**INPUT DATA**:
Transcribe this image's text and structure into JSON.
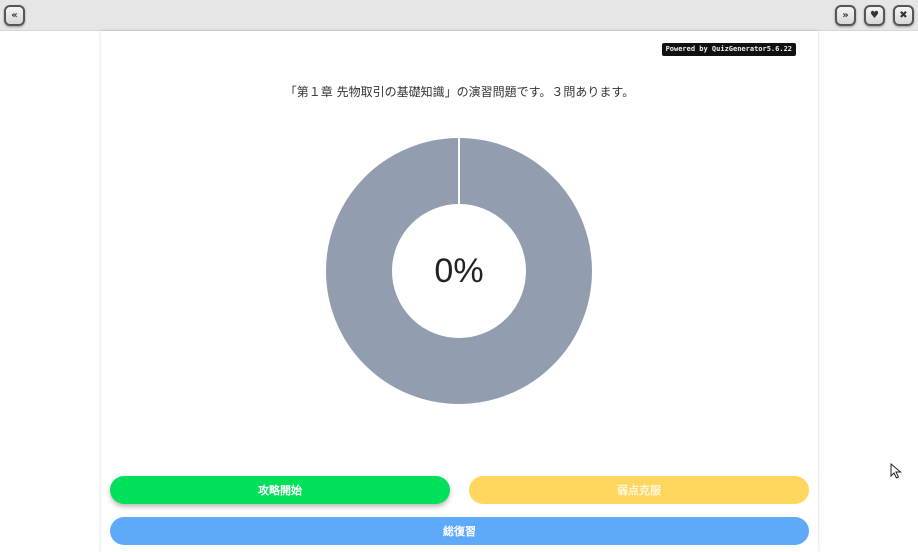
{
  "toolbar": {
    "collapse_icon": "«",
    "next_icon": "»",
    "favorite_icon": "♥",
    "close_icon": "✖"
  },
  "quiz": {
    "powered_by": "Powered by QuizGenerator5.6.22",
    "intro_text": "「第１章 先物取引の基礎知識」の演習問題です。３問あります。",
    "progress_label": "0%",
    "progress_value": 0,
    "donut_color": "#929eb0"
  },
  "actions": {
    "start_label": "攻略開始",
    "weak_label": "弱点克服",
    "review_label": "総復習"
  },
  "colors": {
    "start": "#00e05a",
    "weak": "#ffd75e",
    "review": "#5eaaf8"
  }
}
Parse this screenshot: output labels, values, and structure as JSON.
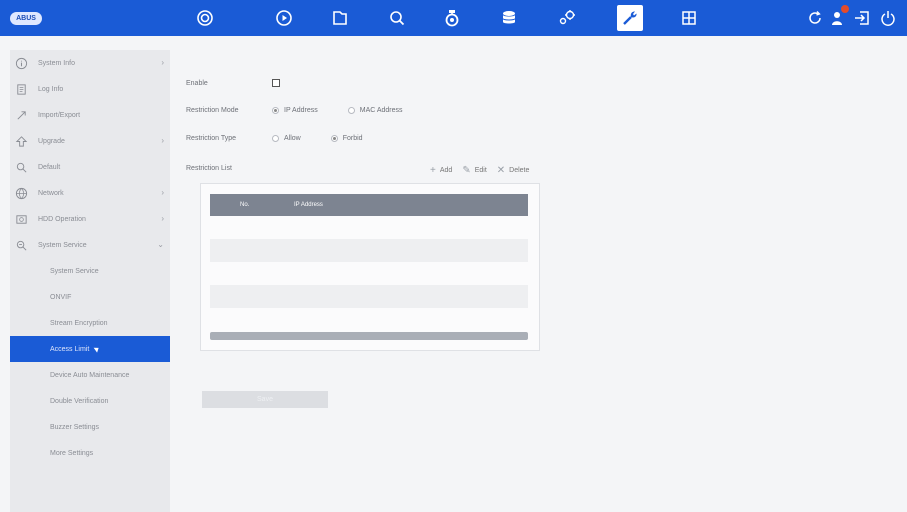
{
  "header": {
    "logo_text": "ABUS",
    "nav_icons": [
      "camera-icon",
      "playback-icon",
      "file-icon",
      "search-icon",
      "alarm-icon",
      "storage-icon",
      "config-icon",
      "maintenance-icon",
      "layout-icon"
    ],
    "active_icon": "maintenance-icon",
    "right_icons": [
      "refresh-icon",
      "user-alarm-icon",
      "logout-icon",
      "power-icon"
    ]
  },
  "sidebar": {
    "items": [
      {
        "label": "System Info",
        "icon": "info-icon",
        "expandable": true
      },
      {
        "label": "Log Info",
        "icon": "log-icon",
        "expandable": false
      },
      {
        "label": "Import/Export",
        "icon": "import-export-icon",
        "expandable": false
      },
      {
        "label": "Upgrade",
        "icon": "upgrade-icon",
        "expandable": true
      },
      {
        "label": "Default",
        "icon": "default-icon",
        "expandable": false
      },
      {
        "label": "Network",
        "icon": "network-icon",
        "expandable": true
      },
      {
        "label": "HDD Operation",
        "icon": "hdd-icon",
        "expandable": true
      },
      {
        "label": "System Service",
        "icon": "service-icon",
        "expandable": true
      }
    ],
    "sub_items": [
      {
        "label": "System Service"
      },
      {
        "label": "ONVIF"
      },
      {
        "label": "Stream Encryption"
      },
      {
        "label": "Access Limit"
      },
      {
        "label": "Device Auto Maintenance"
      },
      {
        "label": "Double Verification"
      },
      {
        "label": "Buzzer Settings"
      },
      {
        "label": "More Settings"
      }
    ],
    "active_sub": "Access Limit"
  },
  "form": {
    "enable_label": "Enable",
    "enable_checked": false,
    "mode_label": "Restriction Mode",
    "mode_options": [
      "IP Address",
      "MAC Address"
    ],
    "mode_selected": "IP Address",
    "type_label": "Restriction Type",
    "type_options": [
      "Allow",
      "Forbid"
    ],
    "type_selected": "Forbid",
    "list_label": "Restriction List"
  },
  "actions": {
    "add": "Add",
    "edit": "Edit",
    "delete": "Delete"
  },
  "table": {
    "columns": [
      "No.",
      "IP Address"
    ],
    "rows": []
  },
  "save_label": "Save",
  "colors": {
    "accent": "#1a5bd6",
    "header_row": "#7d8491"
  }
}
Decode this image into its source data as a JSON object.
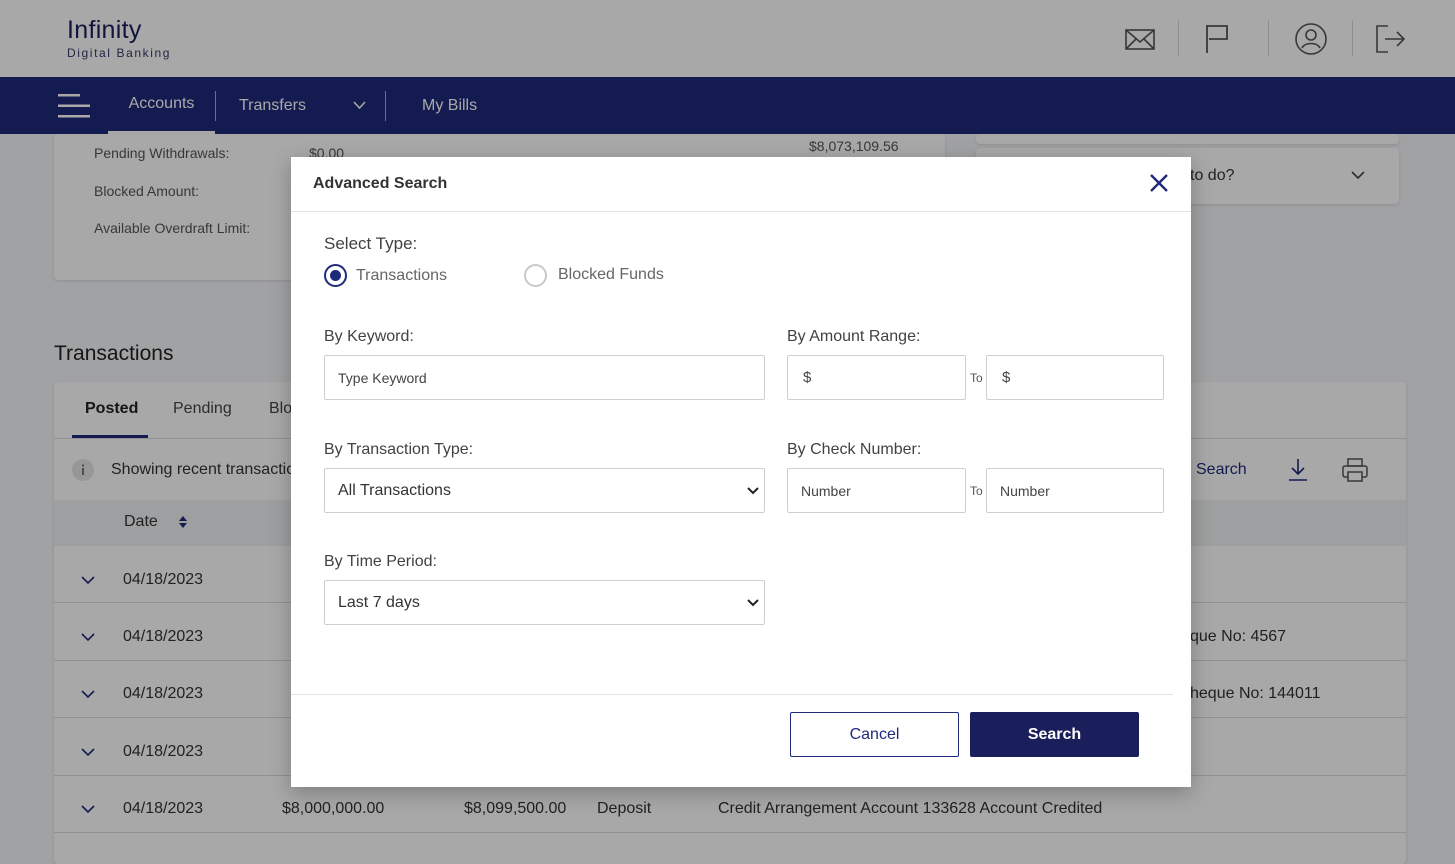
{
  "brand": {
    "name": "Infinity",
    "tagline": "Digital Banking"
  },
  "header_icons": [
    "envelope-icon",
    "flag-icon",
    "user-icon",
    "logout-icon"
  ],
  "nav": {
    "accounts": "Accounts",
    "transfers": "Transfers",
    "my_bills": "My Bills"
  },
  "account_summary": {
    "pending_withdrawals_label": "Pending Withdrawals:",
    "pending_withdrawals_value": "$0.00",
    "blocked_amount_label": "Blocked Amount:",
    "available_overdraft_label": "Available Overdraft Limit:",
    "balance_value": "$8,073,109.56"
  },
  "quick_action": {
    "text": "to do?"
  },
  "transactions": {
    "title": "Transactions",
    "tabs": [
      "Posted",
      "Pending",
      "Blo"
    ],
    "info_text": "Showing recent transactio",
    "search_link": "Search",
    "date_header": "Date",
    "rows": [
      {
        "date": "04/18/2023",
        "desc": ""
      },
      {
        "date": "04/18/2023",
        "desc": "que No: 4567"
      },
      {
        "date": "04/18/2023",
        "desc": "heque No: 144011"
      },
      {
        "date": "04/18/2023",
        "desc": ""
      },
      {
        "date": "04/18/2023",
        "amount": "$8,000,000.00",
        "balance": "$8,099,500.00",
        "type": "Deposit",
        "desc": "Credit Arrangement Account 133628 Account Credited"
      }
    ]
  },
  "modal": {
    "title": "Advanced Search",
    "select_type_label": "Select Type:",
    "type_options": [
      "Transactions",
      "Blocked Funds"
    ],
    "selected_type": "Transactions",
    "keyword_label": "By Keyword:",
    "keyword_placeholder": "Type Keyword",
    "amount_label": "By Amount Range:",
    "currency_symbol": "$",
    "to_label": "To",
    "transaction_type_label": "By Transaction Type:",
    "transaction_type_value": "All Transactions",
    "check_label": "By Check Number:",
    "check_placeholder": "Number",
    "time_period_label": "By Time Period:",
    "time_period_value": "Last 7 days",
    "cancel_label": "Cancel",
    "search_label": "Search"
  },
  "colors": {
    "primary": "#1f2a7a",
    "primary_dark": "#1a1f5c",
    "overlay": "rgba(0,0,0,0.34)"
  }
}
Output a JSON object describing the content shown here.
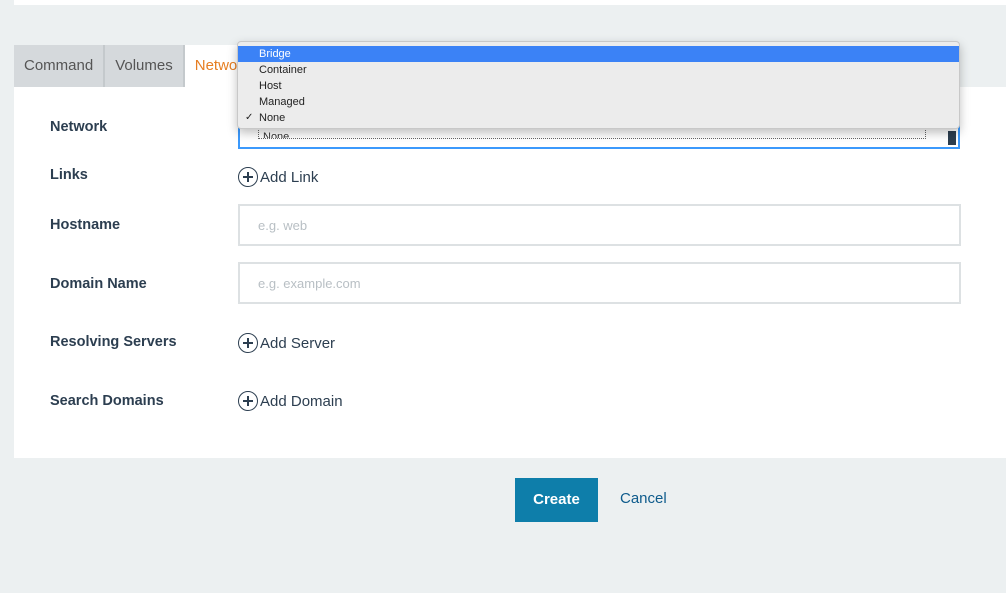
{
  "tabs": [
    {
      "label": "Command"
    },
    {
      "label": "Volumes"
    },
    {
      "label": "Network"
    }
  ],
  "form": {
    "network": {
      "label": "Network",
      "selected": "None"
    },
    "links": {
      "label": "Links",
      "action": "Add Link"
    },
    "hostname": {
      "label": "Hostname",
      "placeholder": "e.g. web",
      "value": ""
    },
    "domain_name": {
      "label": "Domain Name",
      "placeholder": "e.g. example.com",
      "value": ""
    },
    "resolving_servers": {
      "label": "Resolving Servers",
      "action": "Add Server"
    },
    "search_domains": {
      "label": "Search Domains",
      "action": "Add Domain"
    }
  },
  "dropdown": {
    "options": [
      "Bridge",
      "Container",
      "Host",
      "Managed",
      "None"
    ],
    "highlighted": "Bridge",
    "checked": "None",
    "check_glyph": "✓"
  },
  "buttons": {
    "create": "Create",
    "cancel": "Cancel"
  },
  "icons": {
    "add": "plus-circle-icon",
    "select_arrow": "chevron-down-icon"
  },
  "colors": {
    "accent": "#0e7eaa",
    "active_tab": "#e67e22",
    "focus": "#3b99fc",
    "highlight": "#3b82f6",
    "background": "#ecf0f1"
  }
}
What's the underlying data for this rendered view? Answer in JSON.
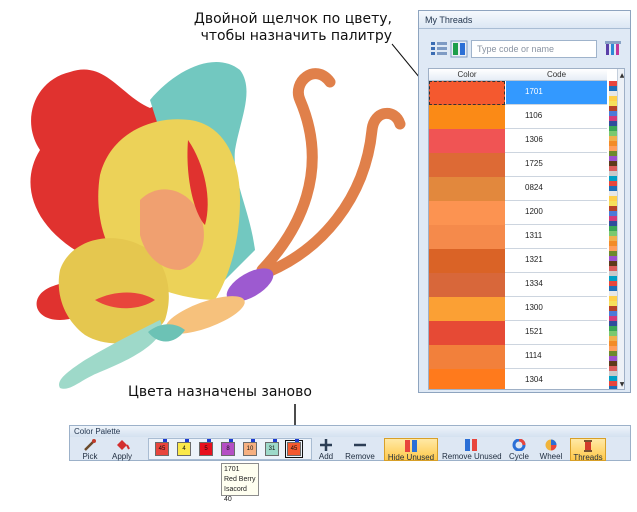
{
  "annotations": {
    "top": "Двойной щелчок по цвету, чтобы назначить палитру",
    "bottom": "Цвета назначены заново"
  },
  "threads_window": {
    "title": "My Threads",
    "search_placeholder": "Type code or name",
    "columns": {
      "color": "Color",
      "code": "Code"
    },
    "rows": [
      {
        "code": "1701",
        "color": "#f4592f",
        "selected": true
      },
      {
        "code": "1106",
        "color": "#fb8a16",
        "selected": false
      },
      {
        "code": "1306",
        "color": "#f05454",
        "selected": false
      },
      {
        "code": "1725",
        "color": "#dd6a35",
        "selected": false
      },
      {
        "code": "0824",
        "color": "#e2883d",
        "selected": false
      },
      {
        "code": "1200",
        "color": "#fc9351",
        "selected": false
      },
      {
        "code": "1311",
        "color": "#f58a4b",
        "selected": false
      },
      {
        "code": "1321",
        "color": "#da6326",
        "selected": false
      },
      {
        "code": "1334",
        "color": "#d8673a",
        "selected": false
      },
      {
        "code": "1300",
        "color": "#fba034",
        "selected": false
      },
      {
        "code": "1521",
        "color": "#e64a35",
        "selected": false
      },
      {
        "code": "1114",
        "color": "#f2803b",
        "selected": false
      },
      {
        "code": "1304",
        "color": "#ff7a1c",
        "selected": false
      }
    ],
    "strip_colors": [
      "#e8453c",
      "#ffd04a",
      "#4b7bd8",
      "#3aa856",
      "#f28c28",
      "#9c4fd0",
      "#c9c9c9",
      "#1f6fb8",
      "#f6e05c",
      "#d43a7b",
      "#7bc96f",
      "#ff9d5c",
      "#5d3a1a",
      "#00a0c6",
      "#e7e7e7",
      "#b8412a",
      "#2f4e9c",
      "#f1b04c",
      "#6c8b2e",
      "#db5c5c"
    ]
  },
  "palette": {
    "title": "Color Palette",
    "buttons": {
      "pick": "Pick",
      "apply": "Apply",
      "add": "Add",
      "remove": "Remove",
      "hide_unused": "Hide Unused",
      "remove_unused": "Remove Unused",
      "cycle": "Cycle",
      "wheel": "Wheel",
      "threads": "Threads"
    },
    "chips": [
      {
        "label": "45",
        "color": "#e8453c",
        "active": false
      },
      {
        "label": "4",
        "color": "#fbe94a",
        "active": false
      },
      {
        "label": "5",
        "color": "#e8101e",
        "active": false
      },
      {
        "label": "8",
        "color": "#b44fc4",
        "active": false
      },
      {
        "label": "10",
        "color": "#f6b081",
        "active": false
      },
      {
        "label": "31",
        "color": "#9ed9c9",
        "active": false
      },
      {
        "label": "45",
        "color": "#f4592f",
        "active": true
      }
    ]
  },
  "tooltip": {
    "code": "1701",
    "name": "Red Berry",
    "brand": "Isacord 40"
  }
}
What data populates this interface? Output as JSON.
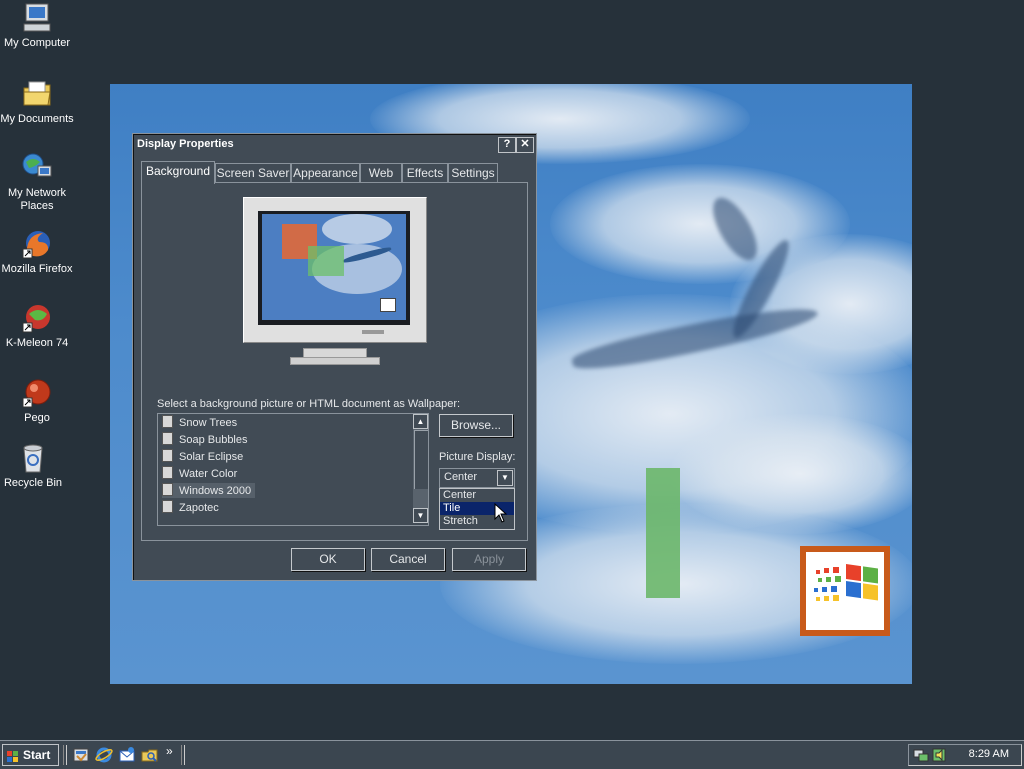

**TASK OBJECTIVE**:
Write out every line from the entries where "Access" appears.

**FINAL ANSWER**:
        "label": "Access Limit"
    "active_sub": "Access Limit"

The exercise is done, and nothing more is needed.